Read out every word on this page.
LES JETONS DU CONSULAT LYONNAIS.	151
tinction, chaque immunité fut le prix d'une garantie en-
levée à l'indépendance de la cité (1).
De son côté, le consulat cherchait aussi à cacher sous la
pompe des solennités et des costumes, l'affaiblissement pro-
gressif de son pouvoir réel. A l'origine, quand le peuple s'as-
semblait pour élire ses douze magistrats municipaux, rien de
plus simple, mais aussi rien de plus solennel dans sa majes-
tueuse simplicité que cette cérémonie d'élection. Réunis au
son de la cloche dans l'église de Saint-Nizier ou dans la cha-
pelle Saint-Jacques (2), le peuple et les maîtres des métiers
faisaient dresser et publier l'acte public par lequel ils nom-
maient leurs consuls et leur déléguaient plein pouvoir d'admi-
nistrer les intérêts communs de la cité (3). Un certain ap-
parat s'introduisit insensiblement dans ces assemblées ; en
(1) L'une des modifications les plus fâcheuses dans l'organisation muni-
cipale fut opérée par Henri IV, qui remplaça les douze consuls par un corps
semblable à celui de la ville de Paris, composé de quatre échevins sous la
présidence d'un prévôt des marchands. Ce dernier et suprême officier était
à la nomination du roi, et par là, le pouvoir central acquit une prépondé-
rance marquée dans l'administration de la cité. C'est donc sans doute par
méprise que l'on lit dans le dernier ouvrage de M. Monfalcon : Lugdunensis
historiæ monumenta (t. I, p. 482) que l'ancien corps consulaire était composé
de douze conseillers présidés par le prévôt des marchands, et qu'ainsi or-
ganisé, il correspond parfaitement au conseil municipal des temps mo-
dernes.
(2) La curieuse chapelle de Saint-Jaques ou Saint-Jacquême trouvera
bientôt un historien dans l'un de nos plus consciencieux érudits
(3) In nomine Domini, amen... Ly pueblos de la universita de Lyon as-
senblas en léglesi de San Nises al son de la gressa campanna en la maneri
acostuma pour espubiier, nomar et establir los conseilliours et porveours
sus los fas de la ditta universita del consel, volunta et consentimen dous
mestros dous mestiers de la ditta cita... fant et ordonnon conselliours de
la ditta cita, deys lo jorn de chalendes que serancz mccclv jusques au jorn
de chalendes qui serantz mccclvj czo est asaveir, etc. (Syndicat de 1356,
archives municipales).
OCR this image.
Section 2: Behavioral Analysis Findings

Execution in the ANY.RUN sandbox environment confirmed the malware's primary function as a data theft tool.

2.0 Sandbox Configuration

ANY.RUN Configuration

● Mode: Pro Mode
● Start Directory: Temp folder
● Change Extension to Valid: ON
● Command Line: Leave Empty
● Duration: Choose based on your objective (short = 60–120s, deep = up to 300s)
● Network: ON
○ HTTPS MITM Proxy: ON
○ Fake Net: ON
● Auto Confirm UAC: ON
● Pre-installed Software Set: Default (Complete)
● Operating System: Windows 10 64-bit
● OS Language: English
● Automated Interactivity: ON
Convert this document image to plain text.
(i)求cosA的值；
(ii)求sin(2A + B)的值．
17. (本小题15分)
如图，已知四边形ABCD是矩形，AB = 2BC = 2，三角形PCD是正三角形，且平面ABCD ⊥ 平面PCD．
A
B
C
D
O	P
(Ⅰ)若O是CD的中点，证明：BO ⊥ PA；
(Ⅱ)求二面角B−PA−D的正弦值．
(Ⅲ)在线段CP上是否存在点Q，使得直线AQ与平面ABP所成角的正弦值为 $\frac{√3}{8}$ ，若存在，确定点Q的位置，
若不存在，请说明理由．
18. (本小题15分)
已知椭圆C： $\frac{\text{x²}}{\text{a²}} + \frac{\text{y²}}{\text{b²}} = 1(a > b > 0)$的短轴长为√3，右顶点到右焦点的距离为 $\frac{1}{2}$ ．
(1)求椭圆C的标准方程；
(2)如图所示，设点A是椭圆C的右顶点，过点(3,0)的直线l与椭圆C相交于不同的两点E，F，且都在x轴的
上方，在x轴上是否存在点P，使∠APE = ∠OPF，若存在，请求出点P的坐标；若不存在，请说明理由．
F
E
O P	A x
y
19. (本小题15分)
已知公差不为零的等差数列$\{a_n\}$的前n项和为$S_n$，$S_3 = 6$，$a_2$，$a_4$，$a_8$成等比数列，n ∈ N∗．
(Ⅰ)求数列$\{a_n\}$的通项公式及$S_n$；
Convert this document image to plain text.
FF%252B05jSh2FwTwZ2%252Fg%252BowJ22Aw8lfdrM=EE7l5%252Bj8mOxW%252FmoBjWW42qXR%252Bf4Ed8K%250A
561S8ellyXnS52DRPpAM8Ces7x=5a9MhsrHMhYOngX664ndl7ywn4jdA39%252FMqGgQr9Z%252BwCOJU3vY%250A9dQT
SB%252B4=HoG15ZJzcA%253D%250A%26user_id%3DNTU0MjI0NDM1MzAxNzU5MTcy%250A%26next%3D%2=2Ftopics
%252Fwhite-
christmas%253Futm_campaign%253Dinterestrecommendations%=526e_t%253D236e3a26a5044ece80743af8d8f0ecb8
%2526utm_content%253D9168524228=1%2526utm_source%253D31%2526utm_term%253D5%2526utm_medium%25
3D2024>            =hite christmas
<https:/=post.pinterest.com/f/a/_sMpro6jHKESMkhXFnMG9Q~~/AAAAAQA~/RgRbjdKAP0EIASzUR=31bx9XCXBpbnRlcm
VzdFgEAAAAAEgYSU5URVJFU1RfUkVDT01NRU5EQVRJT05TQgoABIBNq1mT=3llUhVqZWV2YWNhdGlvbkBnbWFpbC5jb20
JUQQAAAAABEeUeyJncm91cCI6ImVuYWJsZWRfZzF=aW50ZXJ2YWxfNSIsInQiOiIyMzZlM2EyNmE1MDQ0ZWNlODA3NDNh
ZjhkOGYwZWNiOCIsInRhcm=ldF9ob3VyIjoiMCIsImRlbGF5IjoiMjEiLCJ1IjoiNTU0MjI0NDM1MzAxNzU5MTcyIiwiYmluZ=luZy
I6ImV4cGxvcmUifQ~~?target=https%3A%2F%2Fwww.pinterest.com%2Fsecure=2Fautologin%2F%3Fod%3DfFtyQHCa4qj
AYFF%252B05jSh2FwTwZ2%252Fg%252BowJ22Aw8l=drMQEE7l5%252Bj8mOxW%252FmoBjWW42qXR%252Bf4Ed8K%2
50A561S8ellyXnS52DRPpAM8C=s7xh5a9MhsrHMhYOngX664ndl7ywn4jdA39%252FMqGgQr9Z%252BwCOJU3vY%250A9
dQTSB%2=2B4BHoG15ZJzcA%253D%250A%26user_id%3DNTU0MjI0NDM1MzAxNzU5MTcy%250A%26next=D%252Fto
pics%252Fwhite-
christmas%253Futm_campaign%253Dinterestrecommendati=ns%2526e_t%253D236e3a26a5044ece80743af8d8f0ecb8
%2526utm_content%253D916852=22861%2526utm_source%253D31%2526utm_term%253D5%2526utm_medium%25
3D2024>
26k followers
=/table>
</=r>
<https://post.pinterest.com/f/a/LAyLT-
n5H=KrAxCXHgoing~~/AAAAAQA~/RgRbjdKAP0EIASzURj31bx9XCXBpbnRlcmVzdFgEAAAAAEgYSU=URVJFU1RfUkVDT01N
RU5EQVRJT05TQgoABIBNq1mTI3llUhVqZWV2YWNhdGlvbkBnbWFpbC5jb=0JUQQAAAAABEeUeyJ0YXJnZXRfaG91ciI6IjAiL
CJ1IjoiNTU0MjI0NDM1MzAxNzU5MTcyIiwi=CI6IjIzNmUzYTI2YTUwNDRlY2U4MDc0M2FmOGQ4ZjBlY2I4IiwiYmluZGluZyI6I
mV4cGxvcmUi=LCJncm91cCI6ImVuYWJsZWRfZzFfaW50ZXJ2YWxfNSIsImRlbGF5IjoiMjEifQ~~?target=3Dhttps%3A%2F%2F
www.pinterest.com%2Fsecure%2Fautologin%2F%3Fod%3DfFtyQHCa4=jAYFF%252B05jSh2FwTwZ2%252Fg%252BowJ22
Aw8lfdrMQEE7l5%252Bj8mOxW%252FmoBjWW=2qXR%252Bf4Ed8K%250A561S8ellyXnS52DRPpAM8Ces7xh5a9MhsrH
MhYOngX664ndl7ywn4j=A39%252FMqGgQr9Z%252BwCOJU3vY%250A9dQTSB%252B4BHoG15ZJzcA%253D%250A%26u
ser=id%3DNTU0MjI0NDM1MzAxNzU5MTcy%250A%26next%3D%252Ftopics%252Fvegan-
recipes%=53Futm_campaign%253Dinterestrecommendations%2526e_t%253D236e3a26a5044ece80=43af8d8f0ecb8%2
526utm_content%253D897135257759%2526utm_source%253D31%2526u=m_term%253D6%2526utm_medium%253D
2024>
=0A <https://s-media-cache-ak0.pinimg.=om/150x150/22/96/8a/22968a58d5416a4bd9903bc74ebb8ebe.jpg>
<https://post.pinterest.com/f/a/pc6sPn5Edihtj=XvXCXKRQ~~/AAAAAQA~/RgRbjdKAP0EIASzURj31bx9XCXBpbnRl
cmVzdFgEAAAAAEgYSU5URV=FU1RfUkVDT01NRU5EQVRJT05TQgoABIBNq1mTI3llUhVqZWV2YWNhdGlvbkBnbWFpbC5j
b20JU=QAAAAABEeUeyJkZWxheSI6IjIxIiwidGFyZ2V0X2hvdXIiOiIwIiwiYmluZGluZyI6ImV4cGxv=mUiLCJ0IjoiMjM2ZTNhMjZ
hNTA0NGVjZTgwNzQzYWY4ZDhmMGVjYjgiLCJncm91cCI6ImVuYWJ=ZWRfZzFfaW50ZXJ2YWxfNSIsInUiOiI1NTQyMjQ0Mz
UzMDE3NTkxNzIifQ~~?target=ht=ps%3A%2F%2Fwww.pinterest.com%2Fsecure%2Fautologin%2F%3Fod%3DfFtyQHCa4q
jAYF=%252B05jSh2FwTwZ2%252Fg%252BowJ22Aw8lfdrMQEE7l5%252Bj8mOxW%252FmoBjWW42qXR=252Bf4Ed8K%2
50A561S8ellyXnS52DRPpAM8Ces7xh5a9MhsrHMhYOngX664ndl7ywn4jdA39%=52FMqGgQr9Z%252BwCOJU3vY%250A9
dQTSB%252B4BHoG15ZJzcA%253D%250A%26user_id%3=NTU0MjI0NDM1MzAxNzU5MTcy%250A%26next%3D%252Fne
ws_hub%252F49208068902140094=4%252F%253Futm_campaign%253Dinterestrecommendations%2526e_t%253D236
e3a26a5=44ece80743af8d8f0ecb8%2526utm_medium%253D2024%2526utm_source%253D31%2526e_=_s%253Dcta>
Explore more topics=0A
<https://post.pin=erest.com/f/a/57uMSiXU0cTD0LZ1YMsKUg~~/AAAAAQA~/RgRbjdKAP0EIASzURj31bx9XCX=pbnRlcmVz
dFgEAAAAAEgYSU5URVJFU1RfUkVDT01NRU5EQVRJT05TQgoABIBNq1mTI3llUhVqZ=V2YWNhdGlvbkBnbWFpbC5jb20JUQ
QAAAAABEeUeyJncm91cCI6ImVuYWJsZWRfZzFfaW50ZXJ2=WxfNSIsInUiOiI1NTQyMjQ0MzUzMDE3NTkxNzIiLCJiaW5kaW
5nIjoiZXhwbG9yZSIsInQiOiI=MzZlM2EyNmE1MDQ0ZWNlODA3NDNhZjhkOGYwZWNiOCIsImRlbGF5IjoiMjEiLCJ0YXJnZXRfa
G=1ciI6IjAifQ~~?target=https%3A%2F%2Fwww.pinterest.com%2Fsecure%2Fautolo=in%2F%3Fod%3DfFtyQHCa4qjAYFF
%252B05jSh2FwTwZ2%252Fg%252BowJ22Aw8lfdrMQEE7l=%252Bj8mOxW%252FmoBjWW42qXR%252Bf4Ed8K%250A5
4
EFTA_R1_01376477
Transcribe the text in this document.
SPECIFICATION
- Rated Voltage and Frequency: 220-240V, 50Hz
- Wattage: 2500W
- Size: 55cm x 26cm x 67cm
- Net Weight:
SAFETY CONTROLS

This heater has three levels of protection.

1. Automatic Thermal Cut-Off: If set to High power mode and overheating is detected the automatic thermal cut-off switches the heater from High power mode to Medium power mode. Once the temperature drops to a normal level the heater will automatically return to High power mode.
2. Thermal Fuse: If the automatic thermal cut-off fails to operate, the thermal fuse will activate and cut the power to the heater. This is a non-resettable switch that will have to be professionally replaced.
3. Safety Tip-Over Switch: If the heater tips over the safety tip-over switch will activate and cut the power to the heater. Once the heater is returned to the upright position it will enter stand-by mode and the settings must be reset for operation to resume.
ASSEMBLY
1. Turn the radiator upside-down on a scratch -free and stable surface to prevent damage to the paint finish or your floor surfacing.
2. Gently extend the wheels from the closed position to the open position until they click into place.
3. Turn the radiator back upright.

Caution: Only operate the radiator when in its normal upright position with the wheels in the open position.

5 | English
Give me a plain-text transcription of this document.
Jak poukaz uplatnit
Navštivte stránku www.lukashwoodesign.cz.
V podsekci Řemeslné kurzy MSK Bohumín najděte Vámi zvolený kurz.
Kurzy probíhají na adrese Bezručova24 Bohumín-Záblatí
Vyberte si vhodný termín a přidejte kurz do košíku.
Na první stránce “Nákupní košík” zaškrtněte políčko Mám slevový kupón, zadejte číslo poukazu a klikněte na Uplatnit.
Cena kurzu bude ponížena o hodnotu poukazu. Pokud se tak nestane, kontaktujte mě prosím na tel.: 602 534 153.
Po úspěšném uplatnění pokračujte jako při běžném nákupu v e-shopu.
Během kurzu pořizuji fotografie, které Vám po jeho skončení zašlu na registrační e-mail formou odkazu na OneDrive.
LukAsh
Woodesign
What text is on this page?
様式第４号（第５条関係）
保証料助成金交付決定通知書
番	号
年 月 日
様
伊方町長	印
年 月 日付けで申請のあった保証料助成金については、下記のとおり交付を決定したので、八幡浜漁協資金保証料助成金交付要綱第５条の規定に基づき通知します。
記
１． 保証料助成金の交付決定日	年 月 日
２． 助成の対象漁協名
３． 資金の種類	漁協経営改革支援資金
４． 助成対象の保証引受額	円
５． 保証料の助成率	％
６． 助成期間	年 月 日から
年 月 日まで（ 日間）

PROMPT: For the listing above, identify each line bearing "corps".

EXERCISE RESULT:
cipale fut opérée par Henri IV, qui remplaça les douze consuls par un corps
historiæ monumenta (t. I, p. 482) que l'ancien corps consulaire était composé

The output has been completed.